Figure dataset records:
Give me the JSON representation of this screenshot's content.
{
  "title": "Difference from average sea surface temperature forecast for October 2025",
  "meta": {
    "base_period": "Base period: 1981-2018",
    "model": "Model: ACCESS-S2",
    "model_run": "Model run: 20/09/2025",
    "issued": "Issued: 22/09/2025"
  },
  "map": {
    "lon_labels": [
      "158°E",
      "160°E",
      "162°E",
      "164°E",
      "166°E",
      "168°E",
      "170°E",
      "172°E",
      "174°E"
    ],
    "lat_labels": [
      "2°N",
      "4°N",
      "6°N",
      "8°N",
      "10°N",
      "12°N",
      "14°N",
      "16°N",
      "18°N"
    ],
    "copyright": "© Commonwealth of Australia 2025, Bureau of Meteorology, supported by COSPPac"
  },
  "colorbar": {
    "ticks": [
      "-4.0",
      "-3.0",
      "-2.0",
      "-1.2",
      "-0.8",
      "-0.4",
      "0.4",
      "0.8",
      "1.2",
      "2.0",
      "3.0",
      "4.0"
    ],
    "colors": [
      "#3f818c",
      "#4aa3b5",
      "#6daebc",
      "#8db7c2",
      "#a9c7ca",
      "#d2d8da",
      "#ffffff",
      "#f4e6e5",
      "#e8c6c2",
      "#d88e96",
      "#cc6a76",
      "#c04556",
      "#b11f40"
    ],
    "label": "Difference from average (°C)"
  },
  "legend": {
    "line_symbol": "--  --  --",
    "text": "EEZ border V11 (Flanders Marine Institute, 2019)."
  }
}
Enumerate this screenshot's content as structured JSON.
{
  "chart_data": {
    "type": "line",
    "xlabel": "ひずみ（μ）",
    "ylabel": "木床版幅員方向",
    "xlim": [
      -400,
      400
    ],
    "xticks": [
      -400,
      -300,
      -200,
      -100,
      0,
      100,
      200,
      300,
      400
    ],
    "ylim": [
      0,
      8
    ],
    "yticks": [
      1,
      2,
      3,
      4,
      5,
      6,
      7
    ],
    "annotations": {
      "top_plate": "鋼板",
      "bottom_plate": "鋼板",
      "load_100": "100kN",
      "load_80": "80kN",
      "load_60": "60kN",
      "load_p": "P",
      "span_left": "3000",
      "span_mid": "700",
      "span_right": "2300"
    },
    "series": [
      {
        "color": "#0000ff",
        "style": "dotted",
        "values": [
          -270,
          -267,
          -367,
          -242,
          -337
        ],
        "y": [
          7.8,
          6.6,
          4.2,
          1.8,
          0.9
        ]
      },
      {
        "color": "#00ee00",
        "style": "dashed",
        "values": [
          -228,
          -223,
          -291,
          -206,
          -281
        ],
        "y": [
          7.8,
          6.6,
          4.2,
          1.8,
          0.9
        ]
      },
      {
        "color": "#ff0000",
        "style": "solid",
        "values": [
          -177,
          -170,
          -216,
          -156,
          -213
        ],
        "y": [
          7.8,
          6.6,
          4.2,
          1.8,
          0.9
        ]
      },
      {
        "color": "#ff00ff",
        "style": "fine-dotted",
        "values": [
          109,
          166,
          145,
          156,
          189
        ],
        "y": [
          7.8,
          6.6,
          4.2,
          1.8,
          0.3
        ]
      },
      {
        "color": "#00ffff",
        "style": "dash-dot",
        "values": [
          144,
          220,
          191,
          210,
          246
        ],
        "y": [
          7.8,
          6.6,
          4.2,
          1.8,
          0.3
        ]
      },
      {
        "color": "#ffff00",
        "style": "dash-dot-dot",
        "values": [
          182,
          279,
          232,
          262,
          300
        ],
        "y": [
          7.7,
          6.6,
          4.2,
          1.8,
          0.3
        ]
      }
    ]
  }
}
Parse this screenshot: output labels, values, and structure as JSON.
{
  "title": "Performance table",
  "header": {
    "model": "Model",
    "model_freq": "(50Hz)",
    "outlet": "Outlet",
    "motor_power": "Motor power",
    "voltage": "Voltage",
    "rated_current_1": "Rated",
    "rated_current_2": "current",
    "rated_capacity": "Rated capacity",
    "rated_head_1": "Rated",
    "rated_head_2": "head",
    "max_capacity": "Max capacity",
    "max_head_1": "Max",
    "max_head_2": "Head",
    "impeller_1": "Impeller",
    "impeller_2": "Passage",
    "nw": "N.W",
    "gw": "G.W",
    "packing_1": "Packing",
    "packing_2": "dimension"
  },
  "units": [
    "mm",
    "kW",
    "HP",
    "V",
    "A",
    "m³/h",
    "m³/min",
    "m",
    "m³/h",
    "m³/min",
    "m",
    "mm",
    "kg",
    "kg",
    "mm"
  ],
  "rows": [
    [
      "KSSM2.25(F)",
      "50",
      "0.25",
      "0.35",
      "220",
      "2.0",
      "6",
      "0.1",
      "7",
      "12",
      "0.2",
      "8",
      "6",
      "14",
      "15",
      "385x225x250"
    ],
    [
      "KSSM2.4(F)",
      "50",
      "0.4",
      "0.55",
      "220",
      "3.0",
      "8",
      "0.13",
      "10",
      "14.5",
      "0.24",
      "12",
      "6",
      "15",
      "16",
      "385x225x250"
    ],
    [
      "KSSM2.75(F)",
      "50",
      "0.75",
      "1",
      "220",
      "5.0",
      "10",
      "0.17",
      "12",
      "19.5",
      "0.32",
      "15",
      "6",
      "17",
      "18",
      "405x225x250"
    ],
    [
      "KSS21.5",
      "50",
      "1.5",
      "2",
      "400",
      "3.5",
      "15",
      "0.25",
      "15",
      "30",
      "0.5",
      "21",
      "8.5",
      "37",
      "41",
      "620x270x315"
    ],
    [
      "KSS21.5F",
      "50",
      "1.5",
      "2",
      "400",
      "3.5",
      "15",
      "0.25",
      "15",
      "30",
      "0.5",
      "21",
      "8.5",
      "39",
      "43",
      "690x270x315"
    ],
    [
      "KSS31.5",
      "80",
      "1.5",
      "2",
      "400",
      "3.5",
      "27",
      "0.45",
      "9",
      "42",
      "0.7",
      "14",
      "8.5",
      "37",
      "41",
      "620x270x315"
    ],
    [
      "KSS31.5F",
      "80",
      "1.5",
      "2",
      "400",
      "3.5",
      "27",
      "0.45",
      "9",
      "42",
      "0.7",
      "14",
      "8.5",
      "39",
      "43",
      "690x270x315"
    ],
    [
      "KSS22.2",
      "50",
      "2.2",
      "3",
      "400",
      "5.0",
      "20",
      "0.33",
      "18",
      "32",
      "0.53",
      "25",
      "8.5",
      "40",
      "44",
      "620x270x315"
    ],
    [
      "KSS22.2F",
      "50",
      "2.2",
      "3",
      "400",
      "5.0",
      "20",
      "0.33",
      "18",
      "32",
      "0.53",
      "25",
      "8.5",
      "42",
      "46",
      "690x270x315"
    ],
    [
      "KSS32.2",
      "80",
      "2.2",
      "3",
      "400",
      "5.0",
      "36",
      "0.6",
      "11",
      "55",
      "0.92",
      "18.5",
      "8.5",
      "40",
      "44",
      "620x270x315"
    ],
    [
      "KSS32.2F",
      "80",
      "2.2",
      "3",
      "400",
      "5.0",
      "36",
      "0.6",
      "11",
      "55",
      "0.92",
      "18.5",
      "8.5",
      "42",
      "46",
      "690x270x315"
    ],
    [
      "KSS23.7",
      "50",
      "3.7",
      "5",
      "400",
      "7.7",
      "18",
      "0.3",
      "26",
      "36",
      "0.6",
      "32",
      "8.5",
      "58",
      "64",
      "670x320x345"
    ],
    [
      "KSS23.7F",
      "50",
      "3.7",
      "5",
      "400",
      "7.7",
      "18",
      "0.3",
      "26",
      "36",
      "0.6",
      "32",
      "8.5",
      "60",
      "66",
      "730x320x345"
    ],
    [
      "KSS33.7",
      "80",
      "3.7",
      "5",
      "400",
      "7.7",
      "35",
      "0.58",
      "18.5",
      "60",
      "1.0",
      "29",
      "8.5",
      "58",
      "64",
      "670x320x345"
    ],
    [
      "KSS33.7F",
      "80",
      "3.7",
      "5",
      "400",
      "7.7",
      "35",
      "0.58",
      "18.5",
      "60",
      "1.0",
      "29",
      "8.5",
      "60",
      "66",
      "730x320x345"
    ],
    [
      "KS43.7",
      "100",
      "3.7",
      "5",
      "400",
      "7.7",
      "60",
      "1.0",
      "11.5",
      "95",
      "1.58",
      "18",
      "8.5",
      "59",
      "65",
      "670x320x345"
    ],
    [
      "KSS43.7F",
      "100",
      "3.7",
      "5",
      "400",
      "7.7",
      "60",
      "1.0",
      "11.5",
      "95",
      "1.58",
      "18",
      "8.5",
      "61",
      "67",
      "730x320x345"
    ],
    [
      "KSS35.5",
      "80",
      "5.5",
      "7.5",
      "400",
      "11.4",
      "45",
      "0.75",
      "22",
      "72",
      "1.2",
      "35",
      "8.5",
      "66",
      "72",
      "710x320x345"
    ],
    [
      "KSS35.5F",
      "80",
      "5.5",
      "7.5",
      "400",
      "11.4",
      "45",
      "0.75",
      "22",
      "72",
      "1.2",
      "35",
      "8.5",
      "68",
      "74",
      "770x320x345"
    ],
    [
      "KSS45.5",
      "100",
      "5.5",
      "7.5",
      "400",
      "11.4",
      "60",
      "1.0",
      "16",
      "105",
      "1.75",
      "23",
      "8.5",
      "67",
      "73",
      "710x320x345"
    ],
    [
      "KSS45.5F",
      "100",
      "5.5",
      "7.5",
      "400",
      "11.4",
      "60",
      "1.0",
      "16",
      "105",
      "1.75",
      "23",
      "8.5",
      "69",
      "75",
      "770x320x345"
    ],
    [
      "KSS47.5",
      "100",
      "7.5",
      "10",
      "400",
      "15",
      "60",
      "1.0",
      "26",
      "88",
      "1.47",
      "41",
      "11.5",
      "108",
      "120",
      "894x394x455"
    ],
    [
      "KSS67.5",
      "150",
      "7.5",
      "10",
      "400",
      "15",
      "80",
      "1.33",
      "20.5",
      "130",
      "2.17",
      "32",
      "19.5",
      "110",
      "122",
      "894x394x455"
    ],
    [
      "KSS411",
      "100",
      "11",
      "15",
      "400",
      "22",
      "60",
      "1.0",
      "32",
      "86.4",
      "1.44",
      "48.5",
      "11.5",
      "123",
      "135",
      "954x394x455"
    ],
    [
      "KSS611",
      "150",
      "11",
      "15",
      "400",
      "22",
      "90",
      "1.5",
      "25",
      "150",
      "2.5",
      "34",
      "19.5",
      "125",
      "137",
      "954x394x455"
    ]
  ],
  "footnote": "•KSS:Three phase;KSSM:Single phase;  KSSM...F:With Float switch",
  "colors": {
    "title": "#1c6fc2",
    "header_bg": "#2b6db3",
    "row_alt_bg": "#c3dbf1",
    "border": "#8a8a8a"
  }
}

* [WHAT IS REQUIRED]: Where does the word "content" appear? Return each line that holds it.

* [RESULT OF THIS TASK]:
Give me the JSON representation of this screenshot's content.
Enumerate this screenshot's content as structured JSON.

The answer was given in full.